» Required work: Copy out every record precisely.

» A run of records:
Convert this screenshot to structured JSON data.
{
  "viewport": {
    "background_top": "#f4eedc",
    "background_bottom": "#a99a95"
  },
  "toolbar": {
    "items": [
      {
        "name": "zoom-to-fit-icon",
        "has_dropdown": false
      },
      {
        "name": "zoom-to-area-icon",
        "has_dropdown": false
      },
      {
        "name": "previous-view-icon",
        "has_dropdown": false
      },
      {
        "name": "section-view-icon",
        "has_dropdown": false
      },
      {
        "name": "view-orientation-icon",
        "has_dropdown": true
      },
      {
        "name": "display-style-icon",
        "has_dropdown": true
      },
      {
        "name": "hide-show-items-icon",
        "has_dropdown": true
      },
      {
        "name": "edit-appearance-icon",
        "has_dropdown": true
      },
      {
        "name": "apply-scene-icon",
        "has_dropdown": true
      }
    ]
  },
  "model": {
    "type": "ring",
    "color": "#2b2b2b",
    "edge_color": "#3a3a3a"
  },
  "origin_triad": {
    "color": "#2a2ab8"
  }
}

» Result of the exercise:
Convert this screenshot to structured JSON data.
{
  "viewport": {
    "background_top": "#f4eedc",
    "background_bottom": "#a99a95"
  },
  "toolbar": {
    "items": [
      {
        "name": "zoom-to-fit-icon",
        "has_dropdown": false
      },
      {
        "name": "zoom-to-area-icon",
        "has_dropdown": false
      },
      {
        "name": "previous-view-icon",
        "has_dropdown": false
      },
      {
        "name": "section-view-icon",
        "has_dropdown": false
      },
      {
        "name": "view-orientation-icon",
        "has_dropdown": true
      },
      {
        "name": "display-style-icon",
        "has_dropdown": true
      },
      {
        "name": "hide-show-items-icon",
        "has_dropdown": true
      },
      {
        "name": "edit-appearance-icon",
        "has_dropdown": true
      },
      {
        "name": "apply-scene-icon",
        "has_dropdown": true
      }
    ]
  },
  "model": {
    "type": "ring",
    "color": "#2b2b2b",
    "edge_color": "#3a3a3a"
  },
  "origin_triad": {
    "color": "#2a2ab8"
  }
}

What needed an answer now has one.